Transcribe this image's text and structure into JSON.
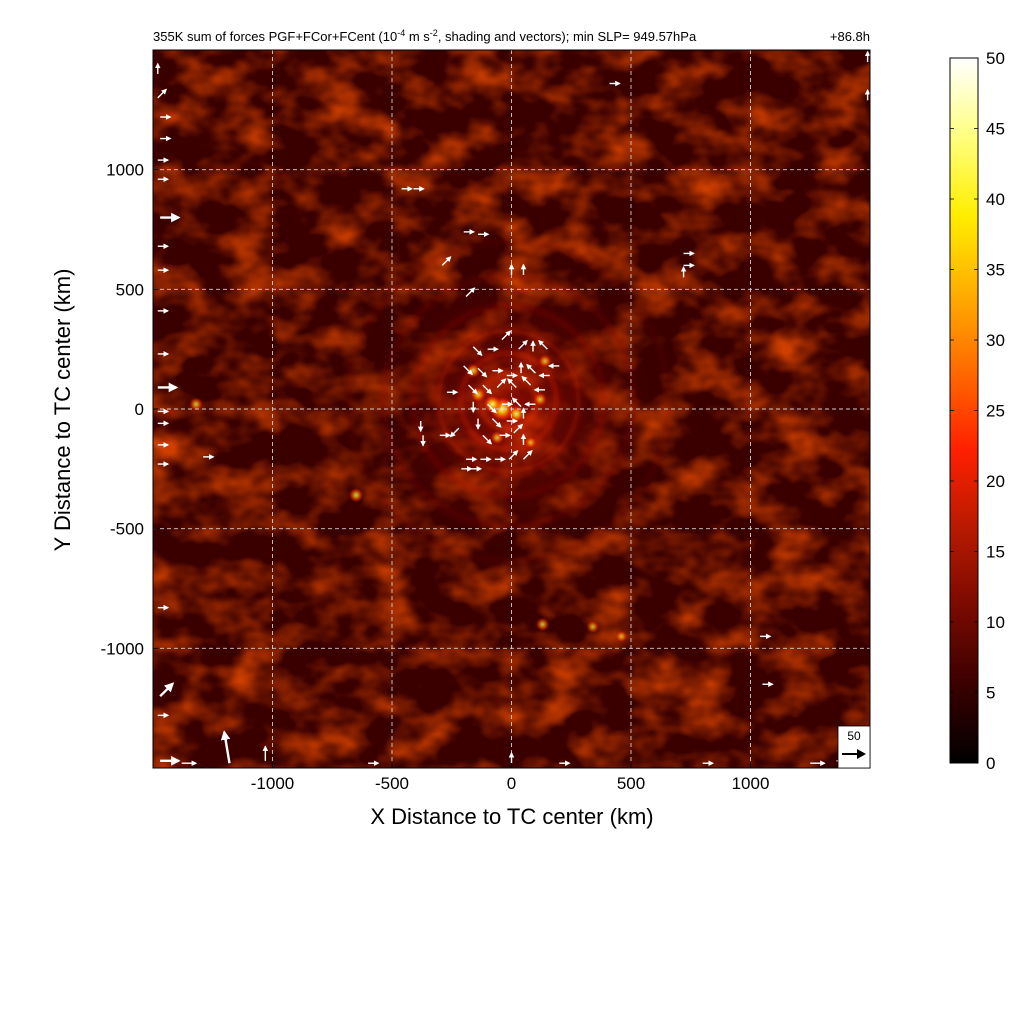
{
  "chart_data": {
    "type": "heatmap",
    "title": "355K sum of forces PGF+FCor+FCent (10",
    "title_exp1": "-4",
    "title_mid": " m s",
    "title_exp2": "-2",
    "title_end": ", shading and vectors); min SLP= 949.57hPa",
    "time_label": "+86.8h",
    "xlabel": "X Distance to TC center (km)",
    "ylabel": "Y Distance to TC center (km)",
    "xlim": [
      -1500,
      1500
    ],
    "ylim": [
      -1500,
      1500
    ],
    "x_ticks": [
      -1000,
      -500,
      0,
      500,
      1000
    ],
    "y_ticks": [
      1000,
      500,
      0,
      -500,
      -1000
    ],
    "x_tick_labels": [
      "-1000",
      "-500",
      "0",
      "500",
      "1000"
    ],
    "y_tick_labels": [
      "1000",
      "500",
      "0",
      "-500",
      "-1000"
    ],
    "grid": true,
    "colorbar": {
      "min": 0,
      "max": 50,
      "ticks": [
        0,
        5,
        10,
        15,
        20,
        25,
        30,
        35,
        40,
        45,
        50
      ],
      "tick_labels": [
        "0",
        "5",
        "10",
        "15",
        "20",
        "25",
        "30",
        "35",
        "40",
        "45",
        "50"
      ],
      "colormap": [
        "#000000",
        "#3a0000",
        "#7a0a00",
        "#b81a00",
        "#ff2000",
        "#ff6a00",
        "#ffae00",
        "#ffee00",
        "#ffff80",
        "#ffffff"
      ]
    },
    "reference_vector": {
      "value": 50,
      "label": "50"
    },
    "vectors": [
      {
        "x": -160,
        "y": 260,
        "u": 1,
        "v": -1
      },
      {
        "x": -100,
        "y": 250,
        "u": 1,
        "v": 0
      },
      {
        "x": -40,
        "y": 290,
        "u": 1,
        "v": 1
      },
      {
        "x": 30,
        "y": 250,
        "u": 1,
        "v": 1
      },
      {
        "x": 90,
        "y": 240,
        "u": 0,
        "v": 1
      },
      {
        "x": 150,
        "y": 250,
        "u": -1,
        "v": 1
      },
      {
        "x": 200,
        "y": 180,
        "u": -1,
        "v": 0
      },
      {
        "x": -200,
        "y": 180,
        "u": 1,
        "v": -1
      },
      {
        "x": -140,
        "y": 170,
        "u": 1,
        "v": -1
      },
      {
        "x": -80,
        "y": 160,
        "u": 1,
        "v": 0
      },
      {
        "x": -20,
        "y": 140,
        "u": 1,
        "v": 0
      },
      {
        "x": 40,
        "y": 150,
        "u": 0,
        "v": 1
      },
      {
        "x": 100,
        "y": 150,
        "u": -1,
        "v": 1
      },
      {
        "x": 160,
        "y": 140,
        "u": -1,
        "v": 0
      },
      {
        "x": -180,
        "y": 100,
        "u": 1,
        "v": -1
      },
      {
        "x": -120,
        "y": 100,
        "u": 1,
        "v": -1
      },
      {
        "x": -60,
        "y": 90,
        "u": 1,
        "v": 1
      },
      {
        "x": 20,
        "y": 90,
        "u": -1,
        "v": 1
      },
      {
        "x": 80,
        "y": 100,
        "u": -1,
        "v": 1
      },
      {
        "x": 140,
        "y": 80,
        "u": -1,
        "v": 0
      },
      {
        "x": -160,
        "y": 30,
        "u": 0,
        "v": -1
      },
      {
        "x": -100,
        "y": 20,
        "u": 1,
        "v": -1
      },
      {
        "x": -40,
        "y": 20,
        "u": 1,
        "v": 0
      },
      {
        "x": 40,
        "y": 10,
        "u": -1,
        "v": 1
      },
      {
        "x": 100,
        "y": 20,
        "u": -1,
        "v": 0
      },
      {
        "x": -140,
        "y": -40,
        "u": 0,
        "v": -1
      },
      {
        "x": -80,
        "y": -40,
        "u": 1,
        "v": -1
      },
      {
        "x": -20,
        "y": -50,
        "u": 1,
        "v": 0
      },
      {
        "x": 50,
        "y": -40,
        "u": 0,
        "v": 1
      },
      {
        "x": -220,
        "y": -80,
        "u": -1,
        "v": -1
      },
      {
        "x": -120,
        "y": -110,
        "u": 1,
        "v": -1
      },
      {
        "x": -50,
        "y": -110,
        "u": 1,
        "v": 0
      },
      {
        "x": 10,
        "y": -100,
        "u": 1,
        "v": 1
      },
      {
        "x": -380,
        "y": -50,
        "u": 0,
        "v": -1
      },
      {
        "x": -370,
        "y": -110,
        "u": 0,
        "v": -1
      },
      {
        "x": -300,
        "y": -110,
        "u": 1,
        "v": 0
      },
      {
        "x": -190,
        "y": -210,
        "u": 1,
        "v": 0
      },
      {
        "x": -130,
        "y": -210,
        "u": 1,
        "v": 0
      },
      {
        "x": -70,
        "y": -210,
        "u": 1,
        "v": 0
      },
      {
        "x": -10,
        "y": -210,
        "u": 1,
        "v": 1
      },
      {
        "x": 50,
        "y": -210,
        "u": 1,
        "v": 1
      },
      {
        "x": 50,
        "y": -150,
        "u": 0,
        "v": 1
      },
      {
        "x": -270,
        "y": 70,
        "u": 1,
        "v": 0
      },
      {
        "x": -170,
        "y": -250,
        "u": 1,
        "v": 0
      },
      {
        "x": -210,
        "y": -250,
        "u": 1,
        "v": 0
      },
      {
        "x": -460,
        "y": 920,
        "u": 1,
        "v": 0
      },
      {
        "x": -410,
        "y": 920,
        "u": 1,
        "v": 0
      },
      {
        "x": -200,
        "y": 740,
        "u": 1,
        "v": 0
      },
      {
        "x": -140,
        "y": 730,
        "u": 1,
        "v": 0
      },
      {
        "x": -290,
        "y": 600,
        "u": 1,
        "v": 1
      },
      {
        "x": 0,
        "y": 560,
        "u": 0,
        "v": 1
      },
      {
        "x": 50,
        "y": 560,
        "u": 0,
        "v": 1
      },
      {
        "x": -190,
        "y": 470,
        "u": 1,
        "v": 1
      },
      {
        "x": 720,
        "y": 650,
        "u": 1,
        "v": 0
      },
      {
        "x": 720,
        "y": 600,
        "u": 1,
        "v": 0
      },
      {
        "x": 720,
        "y": 550,
        "u": 0,
        "v": 1
      },
      {
        "x": 410,
        "y": 1360,
        "u": 1,
        "v": 0
      },
      {
        "x": -1290,
        "y": -200,
        "u": 1,
        "v": 0
      },
      {
        "x": -1480,
        "y": 1400,
        "u": 0,
        "v": 1
      },
      {
        "x": -1480,
        "y": 1300,
        "u": 1,
        "v": 1
      },
      {
        "x": -1470,
        "y": 1220,
        "u": 1,
        "v": 0
      },
      {
        "x": -1470,
        "y": 1130,
        "u": 1,
        "v": 0
      },
      {
        "x": -1480,
        "y": 1040,
        "u": 1,
        "v": 0
      },
      {
        "x": -1480,
        "y": 960,
        "u": 1,
        "v": 0
      },
      {
        "x": -1470,
        "y": 800,
        "u": 3,
        "v": 0
      },
      {
        "x": -1480,
        "y": 680,
        "u": 1,
        "v": 0
      },
      {
        "x": -1480,
        "y": 580,
        "u": 1,
        "v": 0
      },
      {
        "x": -1480,
        "y": 410,
        "u": 1,
        "v": 0
      },
      {
        "x": -1480,
        "y": 230,
        "u": 1,
        "v": 0
      },
      {
        "x": -1480,
        "y": 90,
        "u": 3,
        "v": 0
      },
      {
        "x": -1480,
        "y": -10,
        "u": 1,
        "v": 0
      },
      {
        "x": -1480,
        "y": -60,
        "u": 1,
        "v": 0
      },
      {
        "x": -1480,
        "y": -150,
        "u": 1,
        "v": 0
      },
      {
        "x": -1480,
        "y": -230,
        "u": 1,
        "v": 0
      },
      {
        "x": -1480,
        "y": -830,
        "u": 1,
        "v": 0
      },
      {
        "x": -1470,
        "y": -1200,
        "u": 2,
        "v": 2
      },
      {
        "x": -1480,
        "y": -1280,
        "u": 1,
        "v": 0
      },
      {
        "x": -1470,
        "y": -1470,
        "u": 3,
        "v": 0
      },
      {
        "x": -1380,
        "y": -1480,
        "u": 2,
        "v": 0
      },
      {
        "x": -1180,
        "y": -1480,
        "u": -1,
        "v": 6
      },
      {
        "x": -1030,
        "y": -1470,
        "u": 0,
        "v": 2
      },
      {
        "x": -600,
        "y": -1480,
        "u": 1,
        "v": 0
      },
      {
        "x": 0,
        "y": -1480,
        "u": 0,
        "v": 1
      },
      {
        "x": 200,
        "y": -1480,
        "u": 1,
        "v": 0
      },
      {
        "x": 800,
        "y": -1480,
        "u": 1,
        "v": 0
      },
      {
        "x": 1250,
        "y": -1480,
        "u": 2,
        "v": 0
      },
      {
        "x": 1360,
        "y": -1470,
        "u": 1,
        "v": 0
      },
      {
        "x": 1050,
        "y": -1150,
        "u": 1,
        "v": 0
      },
      {
        "x": 1040,
        "y": -950,
        "u": 1,
        "v": 0
      },
      {
        "x": 1490,
        "y": 1450,
        "u": 0,
        "v": 1
      },
      {
        "x": 1490,
        "y": 1290,
        "u": 0,
        "v": 1
      }
    ],
    "hotspots": [
      {
        "x": -40,
        "y": 0,
        "value": 45
      },
      {
        "x": -80,
        "y": 20,
        "value": 30
      },
      {
        "x": 20,
        "y": -20,
        "value": 28
      },
      {
        "x": -140,
        "y": 60,
        "value": 22
      },
      {
        "x": 120,
        "y": 40,
        "value": 18
      },
      {
        "x": -160,
        "y": 160,
        "value": 20
      },
      {
        "x": 140,
        "y": 200,
        "value": 18
      },
      {
        "x": -60,
        "y": -120,
        "value": 18
      },
      {
        "x": 80,
        "y": -140,
        "value": 15
      },
      {
        "x": -650,
        "y": -360,
        "value": 20
      },
      {
        "x": -1320,
        "y": 20,
        "value": 18
      },
      {
        "x": 130,
        "y": -900,
        "value": 18
      },
      {
        "x": 340,
        "y": -910,
        "value": 16
      },
      {
        "x": 460,
        "y": -950,
        "value": 14
      }
    ]
  }
}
........
▶ _WHAT YOU WILL DO_: What is the number of lines above that hold the string "Distance"? Answer with that number alone.

▶ _COMPLETED EXERCISE_: 2